TASK TO CARRY OUT: Look for the string "September" and copy every line that has it.

# Start of DATA SUPPLIED

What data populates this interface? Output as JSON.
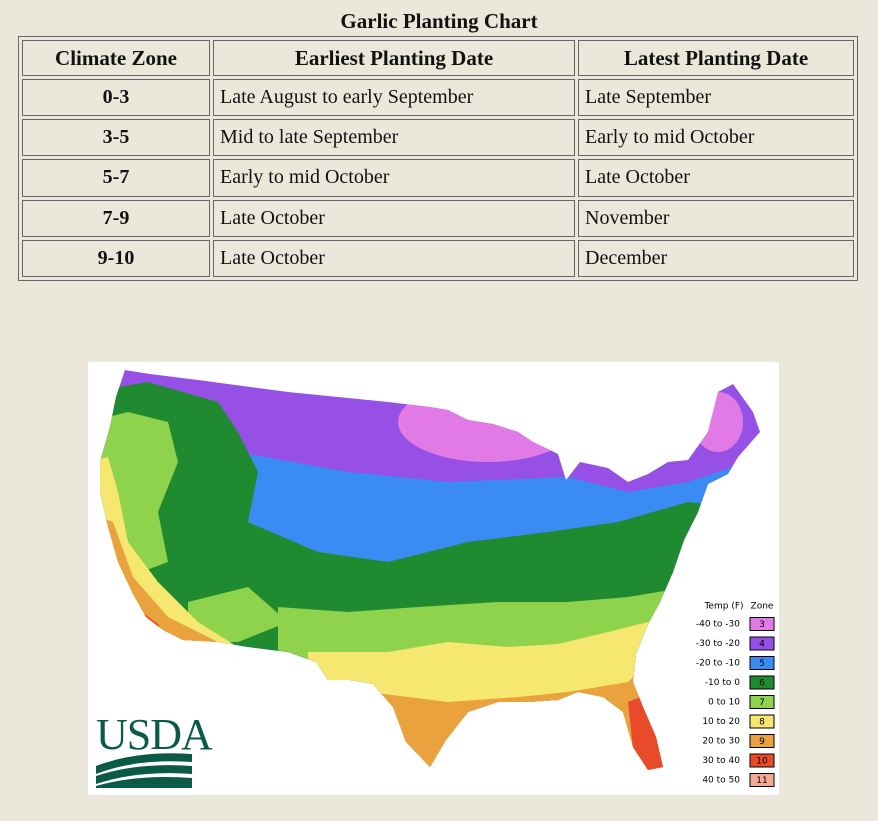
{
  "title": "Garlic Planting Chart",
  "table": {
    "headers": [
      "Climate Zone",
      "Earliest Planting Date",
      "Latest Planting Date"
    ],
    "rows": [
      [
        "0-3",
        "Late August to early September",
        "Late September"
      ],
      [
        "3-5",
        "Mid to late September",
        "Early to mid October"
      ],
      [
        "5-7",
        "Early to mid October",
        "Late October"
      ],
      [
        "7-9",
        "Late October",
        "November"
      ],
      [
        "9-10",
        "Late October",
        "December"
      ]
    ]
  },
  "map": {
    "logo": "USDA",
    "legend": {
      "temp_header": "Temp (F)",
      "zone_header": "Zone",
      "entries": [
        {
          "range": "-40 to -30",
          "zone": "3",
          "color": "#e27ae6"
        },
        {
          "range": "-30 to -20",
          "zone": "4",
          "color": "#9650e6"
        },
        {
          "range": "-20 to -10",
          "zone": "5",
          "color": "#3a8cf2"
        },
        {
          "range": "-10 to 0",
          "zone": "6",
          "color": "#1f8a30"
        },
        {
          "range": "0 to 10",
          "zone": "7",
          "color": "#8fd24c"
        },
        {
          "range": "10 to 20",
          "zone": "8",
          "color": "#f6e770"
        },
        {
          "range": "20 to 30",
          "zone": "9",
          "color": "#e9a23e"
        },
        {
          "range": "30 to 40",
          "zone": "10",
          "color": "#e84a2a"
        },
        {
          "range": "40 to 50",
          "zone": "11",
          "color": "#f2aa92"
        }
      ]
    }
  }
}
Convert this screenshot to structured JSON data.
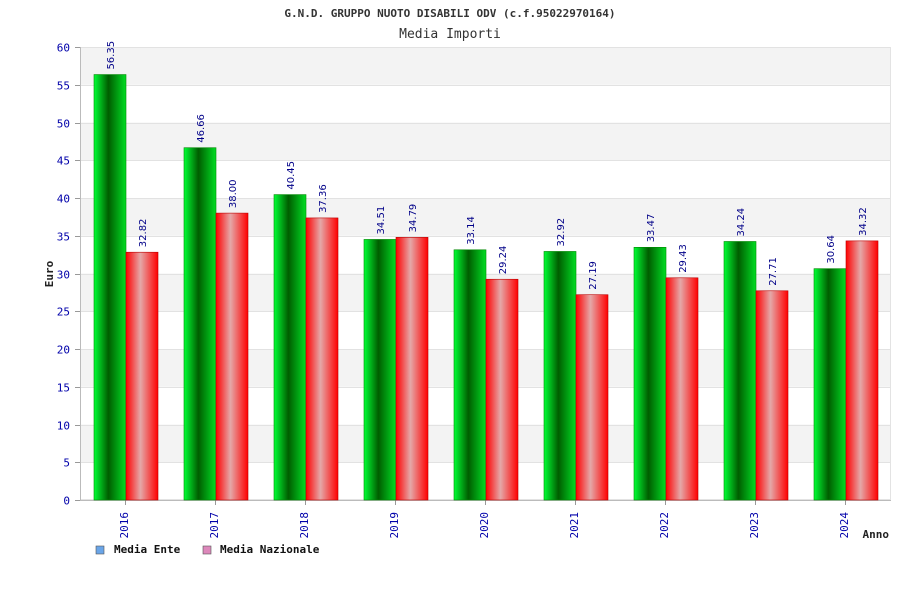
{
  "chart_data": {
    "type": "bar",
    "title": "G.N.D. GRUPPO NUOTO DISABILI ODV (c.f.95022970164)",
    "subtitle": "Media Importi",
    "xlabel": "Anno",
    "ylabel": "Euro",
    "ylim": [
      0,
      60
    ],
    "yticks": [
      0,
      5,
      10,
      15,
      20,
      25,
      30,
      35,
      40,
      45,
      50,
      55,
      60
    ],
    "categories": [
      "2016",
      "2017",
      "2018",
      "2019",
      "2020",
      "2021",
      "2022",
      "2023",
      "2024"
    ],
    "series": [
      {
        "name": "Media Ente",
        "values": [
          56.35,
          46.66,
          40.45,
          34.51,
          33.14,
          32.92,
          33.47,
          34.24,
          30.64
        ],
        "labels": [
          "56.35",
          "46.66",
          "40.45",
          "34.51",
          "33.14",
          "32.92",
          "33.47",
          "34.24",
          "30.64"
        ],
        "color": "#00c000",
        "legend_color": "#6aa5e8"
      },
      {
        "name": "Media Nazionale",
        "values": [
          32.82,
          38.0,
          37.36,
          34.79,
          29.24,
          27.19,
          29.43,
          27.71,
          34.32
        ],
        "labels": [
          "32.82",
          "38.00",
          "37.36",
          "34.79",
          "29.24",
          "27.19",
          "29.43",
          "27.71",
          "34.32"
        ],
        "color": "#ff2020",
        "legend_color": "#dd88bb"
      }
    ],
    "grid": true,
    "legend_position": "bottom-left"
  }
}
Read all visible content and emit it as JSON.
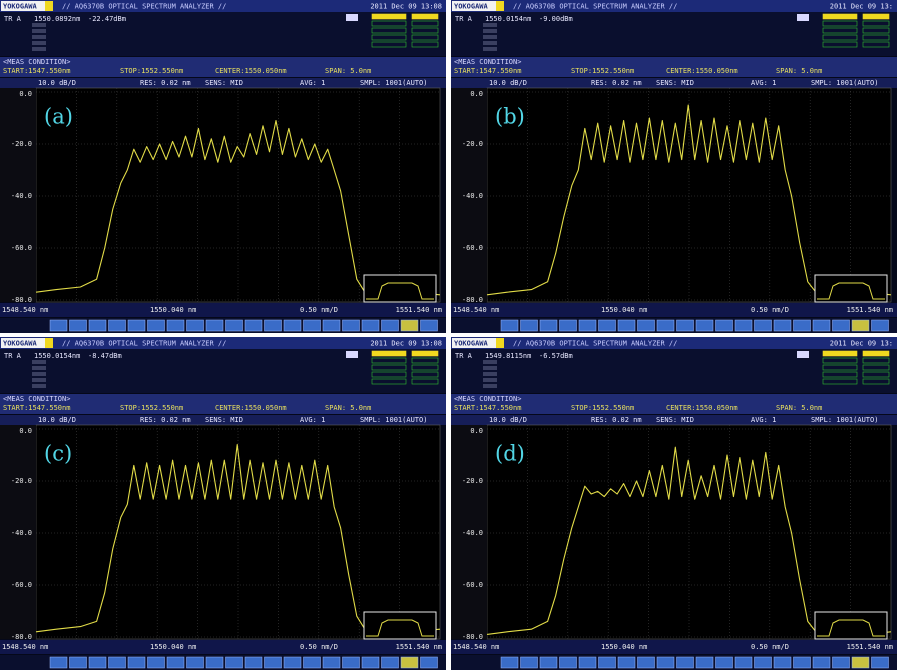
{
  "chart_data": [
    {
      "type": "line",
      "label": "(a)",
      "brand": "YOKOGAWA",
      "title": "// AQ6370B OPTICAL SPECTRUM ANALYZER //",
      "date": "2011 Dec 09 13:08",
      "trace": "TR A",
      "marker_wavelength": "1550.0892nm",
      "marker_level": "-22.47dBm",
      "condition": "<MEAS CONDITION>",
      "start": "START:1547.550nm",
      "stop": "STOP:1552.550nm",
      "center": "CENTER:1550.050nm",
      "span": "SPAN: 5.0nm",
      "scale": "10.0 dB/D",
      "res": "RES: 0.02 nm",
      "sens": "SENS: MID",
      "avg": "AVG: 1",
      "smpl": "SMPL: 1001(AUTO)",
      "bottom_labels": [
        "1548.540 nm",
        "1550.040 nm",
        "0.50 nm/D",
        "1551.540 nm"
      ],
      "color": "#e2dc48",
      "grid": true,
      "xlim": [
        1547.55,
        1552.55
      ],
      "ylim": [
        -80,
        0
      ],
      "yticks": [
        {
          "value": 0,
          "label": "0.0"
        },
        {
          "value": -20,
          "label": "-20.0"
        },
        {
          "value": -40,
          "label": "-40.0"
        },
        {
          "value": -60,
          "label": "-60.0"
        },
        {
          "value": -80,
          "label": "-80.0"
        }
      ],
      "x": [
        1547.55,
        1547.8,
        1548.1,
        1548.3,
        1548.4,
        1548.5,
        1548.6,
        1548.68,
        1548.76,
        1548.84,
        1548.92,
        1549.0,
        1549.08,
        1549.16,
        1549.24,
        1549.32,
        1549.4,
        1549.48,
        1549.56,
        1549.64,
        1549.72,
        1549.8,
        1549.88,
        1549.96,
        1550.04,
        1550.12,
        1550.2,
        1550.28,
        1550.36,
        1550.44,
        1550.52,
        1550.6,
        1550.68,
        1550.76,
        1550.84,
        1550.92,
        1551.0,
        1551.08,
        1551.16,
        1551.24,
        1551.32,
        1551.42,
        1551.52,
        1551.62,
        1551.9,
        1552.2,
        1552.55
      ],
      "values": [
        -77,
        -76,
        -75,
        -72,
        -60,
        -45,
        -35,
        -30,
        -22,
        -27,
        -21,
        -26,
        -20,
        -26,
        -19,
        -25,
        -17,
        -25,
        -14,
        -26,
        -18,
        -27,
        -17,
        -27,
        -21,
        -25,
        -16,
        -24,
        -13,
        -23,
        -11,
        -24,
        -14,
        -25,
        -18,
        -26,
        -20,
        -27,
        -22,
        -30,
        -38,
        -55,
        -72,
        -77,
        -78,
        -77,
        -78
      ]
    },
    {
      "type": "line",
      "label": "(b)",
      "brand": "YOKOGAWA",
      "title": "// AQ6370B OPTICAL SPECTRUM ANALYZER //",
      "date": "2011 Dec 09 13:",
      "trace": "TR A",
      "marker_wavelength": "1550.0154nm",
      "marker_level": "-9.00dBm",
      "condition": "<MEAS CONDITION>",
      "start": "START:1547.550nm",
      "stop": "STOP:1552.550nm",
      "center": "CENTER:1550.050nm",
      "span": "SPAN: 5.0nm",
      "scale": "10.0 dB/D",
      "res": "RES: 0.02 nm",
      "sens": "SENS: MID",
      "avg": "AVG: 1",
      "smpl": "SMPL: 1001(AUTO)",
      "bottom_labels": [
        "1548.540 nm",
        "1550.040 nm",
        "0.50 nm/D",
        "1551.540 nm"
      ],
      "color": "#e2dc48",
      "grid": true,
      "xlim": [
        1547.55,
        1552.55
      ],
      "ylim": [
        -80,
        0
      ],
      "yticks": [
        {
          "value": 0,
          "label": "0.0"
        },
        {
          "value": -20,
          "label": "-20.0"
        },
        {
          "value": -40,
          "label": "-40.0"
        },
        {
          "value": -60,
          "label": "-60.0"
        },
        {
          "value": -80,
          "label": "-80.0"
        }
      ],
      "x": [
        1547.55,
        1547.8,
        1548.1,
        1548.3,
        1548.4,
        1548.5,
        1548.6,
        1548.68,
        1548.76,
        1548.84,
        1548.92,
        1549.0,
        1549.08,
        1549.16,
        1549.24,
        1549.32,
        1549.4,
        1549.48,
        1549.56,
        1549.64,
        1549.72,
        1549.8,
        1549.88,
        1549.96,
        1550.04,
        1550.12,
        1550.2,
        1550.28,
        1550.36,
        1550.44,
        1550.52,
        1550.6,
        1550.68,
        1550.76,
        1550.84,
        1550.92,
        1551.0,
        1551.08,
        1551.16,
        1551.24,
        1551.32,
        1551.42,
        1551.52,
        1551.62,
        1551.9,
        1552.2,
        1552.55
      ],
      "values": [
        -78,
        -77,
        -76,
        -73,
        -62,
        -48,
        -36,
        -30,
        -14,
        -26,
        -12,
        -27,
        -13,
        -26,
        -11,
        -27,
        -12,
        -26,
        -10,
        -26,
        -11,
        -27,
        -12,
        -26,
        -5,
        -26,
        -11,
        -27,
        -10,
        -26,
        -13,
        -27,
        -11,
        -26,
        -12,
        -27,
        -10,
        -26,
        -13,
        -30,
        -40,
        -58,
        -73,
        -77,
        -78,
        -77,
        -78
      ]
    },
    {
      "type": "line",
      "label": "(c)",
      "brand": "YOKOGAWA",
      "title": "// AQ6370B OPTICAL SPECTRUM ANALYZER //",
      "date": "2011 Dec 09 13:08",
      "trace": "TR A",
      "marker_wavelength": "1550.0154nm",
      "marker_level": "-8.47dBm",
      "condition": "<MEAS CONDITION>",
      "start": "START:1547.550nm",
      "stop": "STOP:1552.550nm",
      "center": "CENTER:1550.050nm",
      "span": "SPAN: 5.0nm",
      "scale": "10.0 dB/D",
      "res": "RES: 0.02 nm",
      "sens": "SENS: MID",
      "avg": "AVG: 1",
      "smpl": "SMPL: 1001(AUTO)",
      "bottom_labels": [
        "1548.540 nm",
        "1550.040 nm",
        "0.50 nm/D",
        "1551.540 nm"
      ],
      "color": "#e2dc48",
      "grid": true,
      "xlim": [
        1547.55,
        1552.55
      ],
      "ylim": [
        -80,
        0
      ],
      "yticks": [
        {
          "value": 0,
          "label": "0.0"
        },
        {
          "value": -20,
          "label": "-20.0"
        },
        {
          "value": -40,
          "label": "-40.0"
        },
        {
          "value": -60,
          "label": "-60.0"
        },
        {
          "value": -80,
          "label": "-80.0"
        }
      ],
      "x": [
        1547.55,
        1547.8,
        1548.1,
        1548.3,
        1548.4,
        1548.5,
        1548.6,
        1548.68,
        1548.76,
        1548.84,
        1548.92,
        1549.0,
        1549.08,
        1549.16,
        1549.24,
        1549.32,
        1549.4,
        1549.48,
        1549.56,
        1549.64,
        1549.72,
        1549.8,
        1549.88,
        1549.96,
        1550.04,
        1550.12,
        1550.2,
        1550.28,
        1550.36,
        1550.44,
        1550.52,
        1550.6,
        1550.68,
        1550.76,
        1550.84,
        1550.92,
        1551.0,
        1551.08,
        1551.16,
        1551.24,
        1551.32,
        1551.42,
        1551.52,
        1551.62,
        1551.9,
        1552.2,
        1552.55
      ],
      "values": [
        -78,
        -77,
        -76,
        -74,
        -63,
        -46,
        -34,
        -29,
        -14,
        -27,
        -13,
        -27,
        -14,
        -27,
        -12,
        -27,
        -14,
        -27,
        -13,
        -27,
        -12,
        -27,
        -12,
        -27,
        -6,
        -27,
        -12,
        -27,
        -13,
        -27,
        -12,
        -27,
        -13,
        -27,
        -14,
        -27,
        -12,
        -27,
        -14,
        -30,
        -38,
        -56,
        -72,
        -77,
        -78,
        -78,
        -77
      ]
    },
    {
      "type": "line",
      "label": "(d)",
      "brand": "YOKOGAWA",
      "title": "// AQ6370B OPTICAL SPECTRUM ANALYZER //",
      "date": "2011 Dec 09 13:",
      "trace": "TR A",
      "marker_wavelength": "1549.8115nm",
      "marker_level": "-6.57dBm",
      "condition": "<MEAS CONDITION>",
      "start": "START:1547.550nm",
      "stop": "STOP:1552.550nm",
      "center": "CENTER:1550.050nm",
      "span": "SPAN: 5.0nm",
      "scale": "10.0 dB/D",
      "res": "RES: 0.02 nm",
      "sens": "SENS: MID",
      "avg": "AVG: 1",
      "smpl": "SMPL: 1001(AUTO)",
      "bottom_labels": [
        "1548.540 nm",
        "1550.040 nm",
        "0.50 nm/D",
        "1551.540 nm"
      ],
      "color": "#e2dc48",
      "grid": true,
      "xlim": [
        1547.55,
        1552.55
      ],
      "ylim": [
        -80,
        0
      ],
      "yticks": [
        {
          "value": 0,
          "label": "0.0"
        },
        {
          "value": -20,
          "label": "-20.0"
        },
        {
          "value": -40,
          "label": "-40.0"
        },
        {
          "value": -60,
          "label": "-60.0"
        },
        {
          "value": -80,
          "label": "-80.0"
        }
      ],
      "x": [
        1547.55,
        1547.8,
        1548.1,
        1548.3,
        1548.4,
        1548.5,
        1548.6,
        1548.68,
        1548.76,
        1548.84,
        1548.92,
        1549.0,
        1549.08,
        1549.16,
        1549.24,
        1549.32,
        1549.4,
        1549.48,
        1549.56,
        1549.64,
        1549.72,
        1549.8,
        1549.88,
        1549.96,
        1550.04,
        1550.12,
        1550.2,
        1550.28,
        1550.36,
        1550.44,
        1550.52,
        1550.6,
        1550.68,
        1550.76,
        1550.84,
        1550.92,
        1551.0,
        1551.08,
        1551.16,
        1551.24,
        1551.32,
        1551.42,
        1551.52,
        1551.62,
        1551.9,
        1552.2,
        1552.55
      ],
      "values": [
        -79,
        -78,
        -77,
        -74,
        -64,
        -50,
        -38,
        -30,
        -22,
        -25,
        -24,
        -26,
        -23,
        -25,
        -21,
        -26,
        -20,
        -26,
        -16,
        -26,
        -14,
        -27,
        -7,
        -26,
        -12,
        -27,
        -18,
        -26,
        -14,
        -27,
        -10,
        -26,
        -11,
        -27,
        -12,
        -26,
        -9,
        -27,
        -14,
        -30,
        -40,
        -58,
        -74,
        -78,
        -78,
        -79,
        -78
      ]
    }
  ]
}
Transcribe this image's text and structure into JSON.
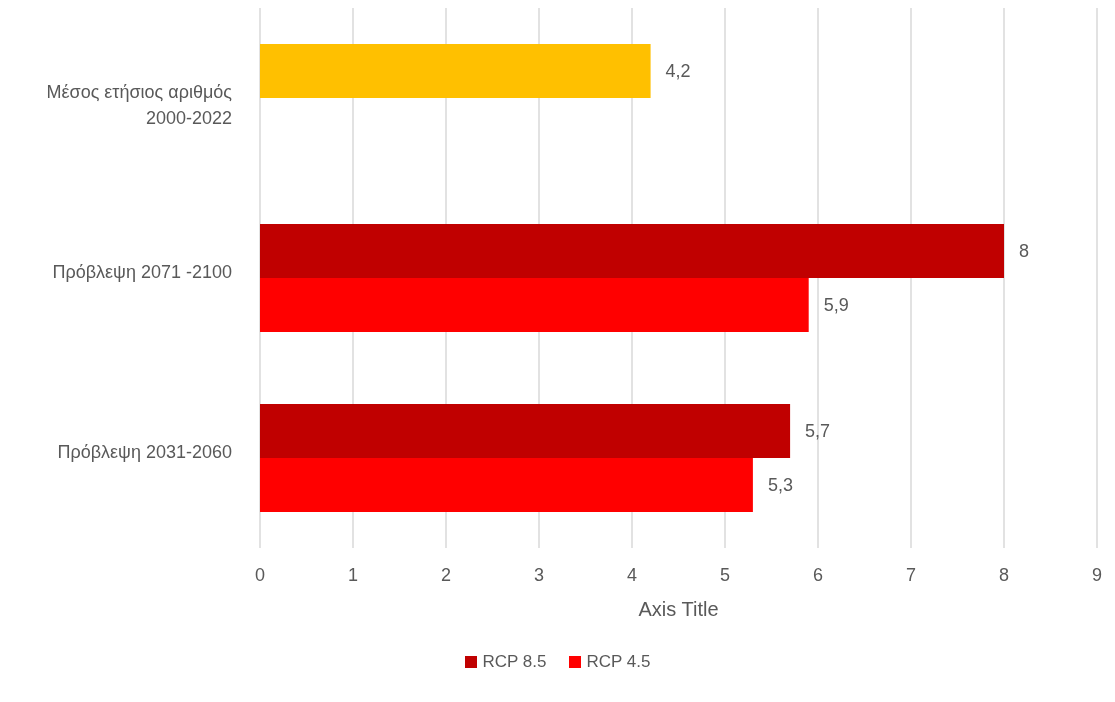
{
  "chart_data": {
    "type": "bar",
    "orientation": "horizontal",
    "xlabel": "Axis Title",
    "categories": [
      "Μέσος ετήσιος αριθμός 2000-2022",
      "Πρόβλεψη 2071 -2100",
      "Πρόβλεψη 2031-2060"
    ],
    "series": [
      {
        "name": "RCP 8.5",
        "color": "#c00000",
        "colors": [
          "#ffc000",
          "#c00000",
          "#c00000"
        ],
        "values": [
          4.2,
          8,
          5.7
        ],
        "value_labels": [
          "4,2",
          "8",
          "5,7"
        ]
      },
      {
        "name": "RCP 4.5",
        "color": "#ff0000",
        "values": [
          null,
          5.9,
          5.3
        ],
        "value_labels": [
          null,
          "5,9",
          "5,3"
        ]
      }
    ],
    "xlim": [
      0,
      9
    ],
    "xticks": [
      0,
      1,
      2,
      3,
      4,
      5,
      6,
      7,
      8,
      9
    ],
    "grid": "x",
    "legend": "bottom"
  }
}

# End of DATA SUPPLIED

WRITTEN SOLUTION:
        "Late August to early September",
        "Late September"
        "Mid to late September",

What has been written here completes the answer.